**Task prompt:** All of the material below is to be returned exactly.

* Start Task input *

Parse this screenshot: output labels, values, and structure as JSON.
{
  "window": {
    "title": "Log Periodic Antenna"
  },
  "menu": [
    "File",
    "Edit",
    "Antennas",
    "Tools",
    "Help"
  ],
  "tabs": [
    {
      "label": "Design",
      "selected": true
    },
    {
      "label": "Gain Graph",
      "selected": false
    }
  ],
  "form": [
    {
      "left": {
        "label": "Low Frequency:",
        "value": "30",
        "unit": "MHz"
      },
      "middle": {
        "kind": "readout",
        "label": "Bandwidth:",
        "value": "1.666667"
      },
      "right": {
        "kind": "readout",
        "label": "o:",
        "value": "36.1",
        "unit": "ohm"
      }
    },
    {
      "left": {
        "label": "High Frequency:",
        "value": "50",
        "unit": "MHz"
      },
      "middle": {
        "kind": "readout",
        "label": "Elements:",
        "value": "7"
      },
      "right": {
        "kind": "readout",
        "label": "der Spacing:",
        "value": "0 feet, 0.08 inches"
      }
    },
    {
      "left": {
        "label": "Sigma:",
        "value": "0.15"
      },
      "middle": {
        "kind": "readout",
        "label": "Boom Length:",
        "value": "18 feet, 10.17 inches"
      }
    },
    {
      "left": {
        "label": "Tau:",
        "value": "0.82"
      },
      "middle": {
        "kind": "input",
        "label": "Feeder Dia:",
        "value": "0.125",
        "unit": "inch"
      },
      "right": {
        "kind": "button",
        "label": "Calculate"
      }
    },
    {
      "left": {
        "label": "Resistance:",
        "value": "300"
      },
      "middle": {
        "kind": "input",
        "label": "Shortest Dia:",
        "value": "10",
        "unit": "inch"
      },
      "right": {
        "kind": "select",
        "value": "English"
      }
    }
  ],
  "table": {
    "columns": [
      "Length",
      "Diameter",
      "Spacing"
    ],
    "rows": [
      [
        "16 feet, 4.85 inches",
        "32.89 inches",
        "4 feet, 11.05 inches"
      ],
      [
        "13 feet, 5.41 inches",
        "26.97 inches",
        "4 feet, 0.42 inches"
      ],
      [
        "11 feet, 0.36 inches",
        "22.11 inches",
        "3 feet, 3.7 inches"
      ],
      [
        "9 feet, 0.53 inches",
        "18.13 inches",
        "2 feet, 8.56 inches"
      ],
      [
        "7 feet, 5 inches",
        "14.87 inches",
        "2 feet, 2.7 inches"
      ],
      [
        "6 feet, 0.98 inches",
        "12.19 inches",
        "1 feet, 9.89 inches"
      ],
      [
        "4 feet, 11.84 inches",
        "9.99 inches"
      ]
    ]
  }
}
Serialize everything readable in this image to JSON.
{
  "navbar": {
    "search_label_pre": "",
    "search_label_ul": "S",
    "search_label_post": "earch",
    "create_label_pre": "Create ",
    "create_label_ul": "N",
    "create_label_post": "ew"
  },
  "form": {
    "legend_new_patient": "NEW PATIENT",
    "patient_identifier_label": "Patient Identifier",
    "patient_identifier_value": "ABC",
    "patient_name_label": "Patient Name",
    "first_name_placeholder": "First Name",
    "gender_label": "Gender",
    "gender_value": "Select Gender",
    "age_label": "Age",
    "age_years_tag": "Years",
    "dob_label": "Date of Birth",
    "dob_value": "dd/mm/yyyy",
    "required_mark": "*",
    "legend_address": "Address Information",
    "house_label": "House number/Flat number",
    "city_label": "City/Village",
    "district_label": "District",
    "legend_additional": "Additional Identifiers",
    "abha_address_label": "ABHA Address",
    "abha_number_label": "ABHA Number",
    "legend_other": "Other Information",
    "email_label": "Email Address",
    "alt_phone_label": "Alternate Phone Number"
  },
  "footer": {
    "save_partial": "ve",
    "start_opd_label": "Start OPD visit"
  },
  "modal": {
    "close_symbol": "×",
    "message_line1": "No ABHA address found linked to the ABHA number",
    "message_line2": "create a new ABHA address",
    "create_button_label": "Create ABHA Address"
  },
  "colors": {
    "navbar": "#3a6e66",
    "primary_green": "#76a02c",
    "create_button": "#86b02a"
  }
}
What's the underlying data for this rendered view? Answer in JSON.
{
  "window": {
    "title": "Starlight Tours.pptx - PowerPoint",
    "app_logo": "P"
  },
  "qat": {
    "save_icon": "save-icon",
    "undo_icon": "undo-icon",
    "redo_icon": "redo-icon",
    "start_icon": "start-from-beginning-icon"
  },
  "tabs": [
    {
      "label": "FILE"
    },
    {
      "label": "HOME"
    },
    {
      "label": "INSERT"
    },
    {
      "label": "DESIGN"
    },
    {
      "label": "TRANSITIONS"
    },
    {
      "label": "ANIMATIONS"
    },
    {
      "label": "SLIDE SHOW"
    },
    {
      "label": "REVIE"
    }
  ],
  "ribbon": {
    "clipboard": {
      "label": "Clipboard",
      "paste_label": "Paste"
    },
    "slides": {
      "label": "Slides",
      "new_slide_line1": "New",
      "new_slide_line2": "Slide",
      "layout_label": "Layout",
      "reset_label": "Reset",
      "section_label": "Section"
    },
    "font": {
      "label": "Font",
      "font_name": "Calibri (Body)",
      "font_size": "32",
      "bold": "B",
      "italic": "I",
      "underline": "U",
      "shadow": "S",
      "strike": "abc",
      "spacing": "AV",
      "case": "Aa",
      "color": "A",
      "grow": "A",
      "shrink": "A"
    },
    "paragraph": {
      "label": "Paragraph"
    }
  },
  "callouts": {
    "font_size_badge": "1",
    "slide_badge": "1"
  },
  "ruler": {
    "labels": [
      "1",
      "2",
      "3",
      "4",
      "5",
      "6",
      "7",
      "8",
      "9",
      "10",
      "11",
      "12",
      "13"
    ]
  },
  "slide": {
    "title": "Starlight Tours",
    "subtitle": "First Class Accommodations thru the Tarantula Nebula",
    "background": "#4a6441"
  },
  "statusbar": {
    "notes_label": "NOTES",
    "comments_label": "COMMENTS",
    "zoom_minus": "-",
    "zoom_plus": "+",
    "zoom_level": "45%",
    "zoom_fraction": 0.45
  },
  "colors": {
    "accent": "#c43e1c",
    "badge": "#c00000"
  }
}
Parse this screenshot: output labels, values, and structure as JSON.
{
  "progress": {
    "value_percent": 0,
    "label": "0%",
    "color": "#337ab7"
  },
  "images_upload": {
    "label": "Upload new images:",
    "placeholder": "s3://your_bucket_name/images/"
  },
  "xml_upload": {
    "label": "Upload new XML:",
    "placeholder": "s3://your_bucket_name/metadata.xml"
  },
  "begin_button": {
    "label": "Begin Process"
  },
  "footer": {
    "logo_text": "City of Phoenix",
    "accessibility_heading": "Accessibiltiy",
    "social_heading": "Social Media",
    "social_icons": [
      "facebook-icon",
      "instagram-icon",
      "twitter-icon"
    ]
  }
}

* End Task input *

**Written response:**
Parse this screenshot: output labels, values, and structure as JSON.
{
  "window": {
    "title": "Log Periodic Antenna"
  },
  "menu": [
    "File",
    "Edit",
    "Antennas",
    "Tools",
    "Help"
  ],
  "tabs": [
    {
      "label": "Design",
      "selected": true
    },
    {
      "label": "Gain Graph",
      "selected": false
    }
  ],
  "form": [
    {
      "left": {
        "label": "Low Frequency:",
        "value": "30",
        "unit": "MHz"
      },
      "middle": {
        "kind": "readout",
        "label": "Bandwidth:",
        "value": "1.666667"
      },
      "right": {
        "kind": "readout",
        "label": "o:",
        "value": "36.1",
        "unit": "ohm"
      }
    },
    {
      "left": {
        "label": "High Frequency:",
        "value": "50",
        "unit": "MHz"
      },
      "middle": {
        "kind": "readout",
        "label": "Elements:",
        "value": "7"
      },
      "right": {
        "kind": "readout",
        "label": "der Spacing:",
        "value": "0 feet, 0.08 inches"
      }
    },
    {
      "left": {
        "label": "Sigma:",
        "value": "0.15"
      },
      "middle": {
        "kind": "readout",
        "label": "Boom Length:",
        "value": "18 feet, 10.17 inches"
      }
    },
    {
      "left": {
        "label": "Tau:",
        "value": "0.82"
      },
      "middle": {
        "kind": "input",
        "label": "Feeder Dia:",
        "value": "0.125",
        "unit": "inch"
      },
      "right": {
        "kind": "button",
        "label": "Calculate"
      }
    },
    {
      "left": {
        "label": "Resistance:",
        "value": "300"
      },
      "middle": {
        "kind": "input",
        "label": "Shortest Dia:",
        "value": "10",
        "unit": "inch"
      },
      "right": {
        "kind": "select",
        "value": "English"
      }
    }
  ],
  "table": {
    "columns": [
      "Length",
      "Diameter",
      "Spacing"
    ],
    "rows": [
      [
        "16 feet, 4.85 inches",
        "32.89 inches",
        "4 feet, 11.05 inches"
      ],
      [
        "13 feet, 5.41 inches",
        "26.97 inches",
        "4 feet, 0.42 inches"
      ],
      [
        "11 feet, 0.36 inches",
        "22.11 inches",
        "3 feet, 3.7 inches"
      ],
      [
        "9 feet, 0.53 inches",
        "18.13 inches",
        "2 feet, 8.56 inches"
      ],
      [
        "7 feet, 5 inches",
        "14.87 inches",
        "2 feet, 2.7 inches"
      ],
      [
        "6 feet, 0.98 inches",
        "12.19 inches",
        "1 feet, 9.89 inches"
      ],
      [
        "4 feet, 11.84 inches",
        "9.99 inches"
      ]
    ]
  }
}
Serialize everything readable in this image to JSON.
{
  "navbar": {
    "search_label_pre": "",
    "search_label_ul": "S",
    "search_label_post": "earch",
    "create_label_pre": "Create ",
    "create_label_ul": "N",
    "create_label_post": "ew"
  },
  "form": {
    "legend_new_patient": "NEW PATIENT",
    "patient_identifier_label": "Patient Identifier",
    "patient_identifier_value": "ABC",
    "patient_name_label": "Patient Name",
    "first_name_placeholder": "First Name",
    "gender_label": "Gender",
    "gender_value": "Select Gender",
    "age_label": "Age",
    "age_years_tag": "Years",
    "dob_label": "Date of Birth",
    "dob_value": "dd/mm/yyyy",
    "required_mark": "*",
    "legend_address": "Address Information",
    "house_label": "House number/Flat number",
    "city_label": "City/Village",
    "district_label": "District",
    "legend_additional": "Additional Identifiers",
    "abha_address_label": "ABHA Address",
    "abha_number_label": "ABHA Number",
    "legend_other": "Other Information",
    "email_label": "Email Address",
    "alt_phone_label": "Alternate Phone Number"
  },
  "footer": {
    "save_partial": "ve",
    "start_opd_label": "Start OPD visit"
  },
  "modal": {
    "close_symbol": "×",
    "message_line1": "No ABHA address found linked to the ABHA number",
    "message_line2": "create a new ABHA address",
    "create_button_label": "Create ABHA Address"
  },
  "colors": {
    "navbar": "#3a6e66",
    "primary_green": "#76a02c",
    "create_button": "#86b02a"
  }
}
What's the underlying data for this rendered view? Answer in JSON.
{
  "window": {
    "title": "Starlight Tours.pptx - PowerPoint",
    "app_logo": "P"
  },
  "qat": {
    "save_icon": "save-icon",
    "undo_icon": "undo-icon",
    "redo_icon": "redo-icon",
    "start_icon": "start-from-beginning-icon"
  },
  "tabs": [
    {
      "label": "FILE"
    },
    {
      "label": "HOME"
    },
    {
      "label": "INSERT"
    },
    {
      "label": "DESIGN"
    },
    {
      "label": "TRANSITIONS"
    },
    {
      "label": "ANIMATIONS"
    },
    {
      "label": "SLIDE SHOW"
    },
    {
      "label": "REVIE"
    }
  ],
  "ribbon": {
    "clipboard": {
      "label": "Clipboard",
      "paste_label": "Paste"
    },
    "slides": {
      "label": "Slides",
      "new_slide_line1": "New",
      "new_slide_line2": "Slide",
      "layout_label": "Layout",
      "reset_label": "Reset",
      "section_label": "Section"
    },
    "font": {
      "label": "Font",
      "font_name": "Calibri (Body)",
      "font_size": "32",
      "bold": "B",
      "italic": "I",
      "underline": "U",
      "shadow": "S",
      "strike": "abc",
      "spacing": "AV",
      "case": "Aa",
      "color": "A",
      "grow": "A",
      "shrink": "A"
    },
    "paragraph": {
      "label": "Paragraph"
    }
  },
  "callouts": {
    "font_size_badge": "1",
    "slide_badge": "1"
  },
  "ruler": {
    "labels": [
      "1",
      "2",
      "3",
      "4",
      "5",
      "6",
      "7",
      "8",
      "9",
      "10",
      "11",
      "12",
      "13"
    ]
  },
  "slide": {
    "title": "Starlight Tours",
    "subtitle": "First Class Accommodations thru the Tarantula Nebula",
    "background": "#4a6441"
  },
  "statusbar": {
    "notes_label": "NOTES",
    "comments_label": "COMMENTS",
    "zoom_minus": "-",
    "zoom_plus": "+",
    "zoom_level": "45%",
    "zoom_fraction": 0.45
  },
  "colors": {
    "accent": "#c43e1c",
    "badge": "#c00000"
  }
}
Parse this screenshot: output labels, values, and structure as JSON.
{
  "progress": {
    "value_percent": 0,
    "label": "0%",
    "color": "#337ab7"
  },
  "images_upload": {
    "label": "Upload new images:",
    "placeholder": "s3://your_bucket_name/images/"
  },
  "xml_upload": {
    "label": "Upload new XML:",
    "placeholder": "s3://your_bucket_name/metadata.xml"
  },
  "begin_button": {
    "label": "Begin Process"
  },
  "footer": {
    "logo_text": "City of Phoenix",
    "accessibility_heading": "Accessibiltiy",
    "social_heading": "Social Media",
    "social_icons": [
      "facebook-icon",
      "instagram-icon",
      "twitter-icon"
    ]
  }
}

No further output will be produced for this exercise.